# start of LISTED RECORDS
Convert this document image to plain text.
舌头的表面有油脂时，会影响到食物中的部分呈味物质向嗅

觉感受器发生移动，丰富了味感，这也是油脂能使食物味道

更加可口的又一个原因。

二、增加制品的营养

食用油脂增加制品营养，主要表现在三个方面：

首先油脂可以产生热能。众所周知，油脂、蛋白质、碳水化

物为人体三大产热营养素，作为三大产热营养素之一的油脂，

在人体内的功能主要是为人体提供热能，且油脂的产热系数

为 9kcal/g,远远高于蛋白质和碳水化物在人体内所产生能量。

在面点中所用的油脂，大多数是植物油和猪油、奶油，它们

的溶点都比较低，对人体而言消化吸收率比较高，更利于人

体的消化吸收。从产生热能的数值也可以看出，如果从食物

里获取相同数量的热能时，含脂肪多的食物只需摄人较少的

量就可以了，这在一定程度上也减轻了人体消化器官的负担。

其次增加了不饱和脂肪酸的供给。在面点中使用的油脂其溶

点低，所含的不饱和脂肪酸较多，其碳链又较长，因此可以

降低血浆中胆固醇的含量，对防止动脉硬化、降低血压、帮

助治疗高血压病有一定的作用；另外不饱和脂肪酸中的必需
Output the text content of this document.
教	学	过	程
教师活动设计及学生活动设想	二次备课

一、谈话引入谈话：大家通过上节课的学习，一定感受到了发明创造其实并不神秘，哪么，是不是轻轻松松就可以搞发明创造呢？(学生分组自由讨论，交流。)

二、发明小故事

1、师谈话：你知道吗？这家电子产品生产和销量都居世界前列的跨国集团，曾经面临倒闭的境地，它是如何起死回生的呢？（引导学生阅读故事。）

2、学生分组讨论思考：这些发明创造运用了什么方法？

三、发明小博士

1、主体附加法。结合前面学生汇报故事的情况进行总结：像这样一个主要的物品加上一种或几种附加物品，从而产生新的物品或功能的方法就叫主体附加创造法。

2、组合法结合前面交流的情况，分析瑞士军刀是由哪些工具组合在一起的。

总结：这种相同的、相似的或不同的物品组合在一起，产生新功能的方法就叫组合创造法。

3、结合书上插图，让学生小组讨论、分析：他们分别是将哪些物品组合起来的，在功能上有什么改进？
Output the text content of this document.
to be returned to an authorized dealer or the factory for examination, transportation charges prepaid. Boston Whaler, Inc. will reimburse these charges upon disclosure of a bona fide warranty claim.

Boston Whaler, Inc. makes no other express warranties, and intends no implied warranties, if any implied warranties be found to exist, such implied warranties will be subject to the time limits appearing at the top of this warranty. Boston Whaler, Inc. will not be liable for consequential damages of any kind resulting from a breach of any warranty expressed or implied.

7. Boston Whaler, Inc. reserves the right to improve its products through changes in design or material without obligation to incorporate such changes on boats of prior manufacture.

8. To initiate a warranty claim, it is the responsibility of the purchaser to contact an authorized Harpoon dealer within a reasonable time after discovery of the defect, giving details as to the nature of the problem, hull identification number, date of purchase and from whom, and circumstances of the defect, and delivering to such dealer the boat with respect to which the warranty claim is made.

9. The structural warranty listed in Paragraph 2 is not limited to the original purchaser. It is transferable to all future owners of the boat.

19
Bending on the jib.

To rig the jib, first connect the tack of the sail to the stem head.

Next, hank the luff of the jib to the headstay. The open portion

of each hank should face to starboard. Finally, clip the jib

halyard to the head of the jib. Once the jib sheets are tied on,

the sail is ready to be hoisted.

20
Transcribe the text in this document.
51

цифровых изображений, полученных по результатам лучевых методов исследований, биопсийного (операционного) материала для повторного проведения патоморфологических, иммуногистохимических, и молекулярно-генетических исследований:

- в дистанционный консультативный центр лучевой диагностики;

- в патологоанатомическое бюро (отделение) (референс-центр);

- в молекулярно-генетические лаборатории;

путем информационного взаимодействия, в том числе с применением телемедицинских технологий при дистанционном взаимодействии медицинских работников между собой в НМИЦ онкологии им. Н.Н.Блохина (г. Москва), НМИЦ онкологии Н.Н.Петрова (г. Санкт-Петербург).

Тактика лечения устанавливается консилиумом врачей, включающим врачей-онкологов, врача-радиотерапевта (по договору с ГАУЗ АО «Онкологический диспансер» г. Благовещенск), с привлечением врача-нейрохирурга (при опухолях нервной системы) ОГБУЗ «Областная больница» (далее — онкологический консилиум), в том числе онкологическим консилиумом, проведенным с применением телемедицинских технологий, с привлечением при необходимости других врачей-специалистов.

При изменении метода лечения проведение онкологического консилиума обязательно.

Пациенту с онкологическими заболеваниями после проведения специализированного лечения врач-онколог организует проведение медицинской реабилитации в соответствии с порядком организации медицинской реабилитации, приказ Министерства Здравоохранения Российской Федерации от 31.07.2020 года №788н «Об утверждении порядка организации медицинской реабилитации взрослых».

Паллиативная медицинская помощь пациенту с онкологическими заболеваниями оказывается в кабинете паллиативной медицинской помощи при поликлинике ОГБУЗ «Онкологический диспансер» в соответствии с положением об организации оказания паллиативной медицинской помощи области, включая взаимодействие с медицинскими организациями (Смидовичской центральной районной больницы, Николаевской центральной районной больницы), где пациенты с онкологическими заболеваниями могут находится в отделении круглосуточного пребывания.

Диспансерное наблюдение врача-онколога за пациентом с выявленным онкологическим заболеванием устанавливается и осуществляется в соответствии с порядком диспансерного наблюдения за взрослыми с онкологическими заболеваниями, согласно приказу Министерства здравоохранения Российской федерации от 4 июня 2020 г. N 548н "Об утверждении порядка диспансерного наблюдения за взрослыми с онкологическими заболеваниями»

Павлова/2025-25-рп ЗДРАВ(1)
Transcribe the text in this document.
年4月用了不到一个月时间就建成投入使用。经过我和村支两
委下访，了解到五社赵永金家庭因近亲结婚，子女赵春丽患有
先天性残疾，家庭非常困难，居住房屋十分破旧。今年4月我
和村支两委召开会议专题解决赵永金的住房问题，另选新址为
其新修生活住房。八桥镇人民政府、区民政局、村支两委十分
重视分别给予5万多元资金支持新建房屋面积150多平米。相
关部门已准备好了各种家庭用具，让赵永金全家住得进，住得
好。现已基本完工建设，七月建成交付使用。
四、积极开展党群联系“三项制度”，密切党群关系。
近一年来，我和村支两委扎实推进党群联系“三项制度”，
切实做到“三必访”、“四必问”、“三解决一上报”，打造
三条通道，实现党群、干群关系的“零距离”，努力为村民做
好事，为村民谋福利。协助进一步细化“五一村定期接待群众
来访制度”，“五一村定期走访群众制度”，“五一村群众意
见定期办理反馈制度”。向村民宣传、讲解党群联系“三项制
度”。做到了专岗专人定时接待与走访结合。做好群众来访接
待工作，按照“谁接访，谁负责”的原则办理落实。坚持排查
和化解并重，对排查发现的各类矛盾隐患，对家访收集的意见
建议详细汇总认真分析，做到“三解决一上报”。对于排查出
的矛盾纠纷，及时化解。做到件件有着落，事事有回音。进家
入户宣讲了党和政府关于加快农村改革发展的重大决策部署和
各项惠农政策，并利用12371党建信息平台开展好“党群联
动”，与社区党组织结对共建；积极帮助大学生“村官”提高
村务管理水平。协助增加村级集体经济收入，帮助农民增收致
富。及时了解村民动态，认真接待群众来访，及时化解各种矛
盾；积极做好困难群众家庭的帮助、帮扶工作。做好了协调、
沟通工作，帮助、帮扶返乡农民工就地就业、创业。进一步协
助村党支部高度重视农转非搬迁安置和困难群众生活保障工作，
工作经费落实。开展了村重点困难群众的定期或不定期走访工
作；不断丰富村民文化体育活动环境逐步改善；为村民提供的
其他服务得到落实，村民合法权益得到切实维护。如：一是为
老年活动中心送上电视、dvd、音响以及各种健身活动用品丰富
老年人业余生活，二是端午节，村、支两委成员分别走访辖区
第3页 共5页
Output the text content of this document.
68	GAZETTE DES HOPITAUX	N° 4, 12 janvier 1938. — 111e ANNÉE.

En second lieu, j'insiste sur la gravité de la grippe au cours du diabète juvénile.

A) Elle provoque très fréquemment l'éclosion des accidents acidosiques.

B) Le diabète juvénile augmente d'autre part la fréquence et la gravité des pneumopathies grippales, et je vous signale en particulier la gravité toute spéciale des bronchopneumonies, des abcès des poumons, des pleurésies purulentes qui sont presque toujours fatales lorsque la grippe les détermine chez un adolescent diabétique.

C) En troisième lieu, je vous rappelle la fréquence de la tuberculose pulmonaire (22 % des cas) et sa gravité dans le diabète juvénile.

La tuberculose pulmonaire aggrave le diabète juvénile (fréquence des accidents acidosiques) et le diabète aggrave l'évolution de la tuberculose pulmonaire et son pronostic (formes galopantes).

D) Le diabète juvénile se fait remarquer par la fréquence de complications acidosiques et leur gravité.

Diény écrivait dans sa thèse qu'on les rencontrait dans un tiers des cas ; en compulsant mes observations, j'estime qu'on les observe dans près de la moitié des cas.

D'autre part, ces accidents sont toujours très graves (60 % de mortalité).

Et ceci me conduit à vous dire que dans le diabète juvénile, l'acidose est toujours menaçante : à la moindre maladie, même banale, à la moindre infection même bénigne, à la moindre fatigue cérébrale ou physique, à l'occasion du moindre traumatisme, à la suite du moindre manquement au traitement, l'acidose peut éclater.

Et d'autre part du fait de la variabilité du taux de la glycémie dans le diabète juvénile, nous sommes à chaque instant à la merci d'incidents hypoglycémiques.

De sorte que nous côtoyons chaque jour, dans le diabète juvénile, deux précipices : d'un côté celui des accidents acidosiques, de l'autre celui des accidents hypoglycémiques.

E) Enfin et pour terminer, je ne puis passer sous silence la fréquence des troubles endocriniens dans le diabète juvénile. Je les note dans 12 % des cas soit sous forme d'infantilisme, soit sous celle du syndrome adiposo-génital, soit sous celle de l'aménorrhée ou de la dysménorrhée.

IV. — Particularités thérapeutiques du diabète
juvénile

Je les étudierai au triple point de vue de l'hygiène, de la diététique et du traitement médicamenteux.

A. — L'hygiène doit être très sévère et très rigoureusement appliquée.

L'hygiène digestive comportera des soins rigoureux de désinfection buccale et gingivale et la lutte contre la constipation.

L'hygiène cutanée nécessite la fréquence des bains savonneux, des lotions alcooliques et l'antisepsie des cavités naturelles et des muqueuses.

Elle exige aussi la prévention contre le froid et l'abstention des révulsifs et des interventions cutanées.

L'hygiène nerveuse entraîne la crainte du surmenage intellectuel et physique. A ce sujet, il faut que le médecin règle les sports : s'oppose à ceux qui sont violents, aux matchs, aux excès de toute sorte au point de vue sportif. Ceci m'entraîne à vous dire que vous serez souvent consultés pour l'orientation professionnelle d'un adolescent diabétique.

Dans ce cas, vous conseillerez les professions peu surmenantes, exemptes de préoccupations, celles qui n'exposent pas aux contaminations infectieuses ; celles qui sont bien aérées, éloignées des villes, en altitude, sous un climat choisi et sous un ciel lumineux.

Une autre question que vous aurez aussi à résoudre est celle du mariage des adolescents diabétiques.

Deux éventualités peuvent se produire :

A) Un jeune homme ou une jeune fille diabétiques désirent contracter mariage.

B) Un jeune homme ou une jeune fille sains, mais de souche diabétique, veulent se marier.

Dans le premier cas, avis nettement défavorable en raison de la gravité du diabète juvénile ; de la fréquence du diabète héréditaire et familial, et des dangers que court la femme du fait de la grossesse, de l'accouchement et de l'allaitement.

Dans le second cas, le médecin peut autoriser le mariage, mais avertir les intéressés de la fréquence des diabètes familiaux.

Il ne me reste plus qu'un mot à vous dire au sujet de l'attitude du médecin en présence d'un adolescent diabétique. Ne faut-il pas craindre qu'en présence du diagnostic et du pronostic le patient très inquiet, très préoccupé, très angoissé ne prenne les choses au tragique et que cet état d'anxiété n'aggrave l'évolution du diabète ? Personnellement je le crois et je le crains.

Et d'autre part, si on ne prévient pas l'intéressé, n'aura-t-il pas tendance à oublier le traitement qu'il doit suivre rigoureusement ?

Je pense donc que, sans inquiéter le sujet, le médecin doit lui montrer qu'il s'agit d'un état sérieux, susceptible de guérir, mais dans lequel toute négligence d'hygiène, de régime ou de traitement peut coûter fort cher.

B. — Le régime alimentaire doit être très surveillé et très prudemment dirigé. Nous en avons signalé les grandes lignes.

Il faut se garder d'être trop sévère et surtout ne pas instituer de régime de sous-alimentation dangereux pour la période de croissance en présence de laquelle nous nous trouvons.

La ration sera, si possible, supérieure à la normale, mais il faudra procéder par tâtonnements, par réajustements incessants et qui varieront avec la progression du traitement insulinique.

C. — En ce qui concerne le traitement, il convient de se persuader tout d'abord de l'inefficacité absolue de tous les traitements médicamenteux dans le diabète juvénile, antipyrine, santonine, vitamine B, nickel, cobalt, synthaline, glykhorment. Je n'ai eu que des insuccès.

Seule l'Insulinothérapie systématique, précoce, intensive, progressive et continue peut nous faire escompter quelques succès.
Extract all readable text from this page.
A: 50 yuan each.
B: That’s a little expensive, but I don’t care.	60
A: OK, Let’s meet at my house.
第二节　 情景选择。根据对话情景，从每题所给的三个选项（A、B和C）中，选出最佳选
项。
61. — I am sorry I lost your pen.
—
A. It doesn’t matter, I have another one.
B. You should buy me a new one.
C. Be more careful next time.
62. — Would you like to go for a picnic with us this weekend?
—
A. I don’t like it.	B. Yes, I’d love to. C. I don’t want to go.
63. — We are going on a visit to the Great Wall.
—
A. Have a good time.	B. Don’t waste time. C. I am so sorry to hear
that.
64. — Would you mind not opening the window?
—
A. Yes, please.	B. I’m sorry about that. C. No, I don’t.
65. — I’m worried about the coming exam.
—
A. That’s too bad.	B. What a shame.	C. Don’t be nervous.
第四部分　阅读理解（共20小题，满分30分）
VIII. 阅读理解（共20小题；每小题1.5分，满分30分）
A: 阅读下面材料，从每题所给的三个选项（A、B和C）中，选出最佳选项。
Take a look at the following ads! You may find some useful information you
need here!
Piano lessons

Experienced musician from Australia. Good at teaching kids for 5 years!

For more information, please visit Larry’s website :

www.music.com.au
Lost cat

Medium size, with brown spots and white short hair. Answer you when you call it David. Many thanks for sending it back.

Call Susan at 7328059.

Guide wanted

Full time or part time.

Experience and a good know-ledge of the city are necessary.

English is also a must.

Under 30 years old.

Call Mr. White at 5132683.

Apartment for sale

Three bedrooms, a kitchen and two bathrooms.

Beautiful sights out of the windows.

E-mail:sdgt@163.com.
# end of LISTED RECORDS
▸ WHAT THE TASK REQUIRES
Extract lines where the string "молекулярно" occurs.

▸ RESPONSE TO THIS TASK
цифровых изображений, полученных по результатам лучевых методов исследований, биопсийного (операционного) материала для повторного проведения патоморфологических, иммуногистохимических, и молекулярно-генетических исследований:
- в молекулярно-генетические лаборатории;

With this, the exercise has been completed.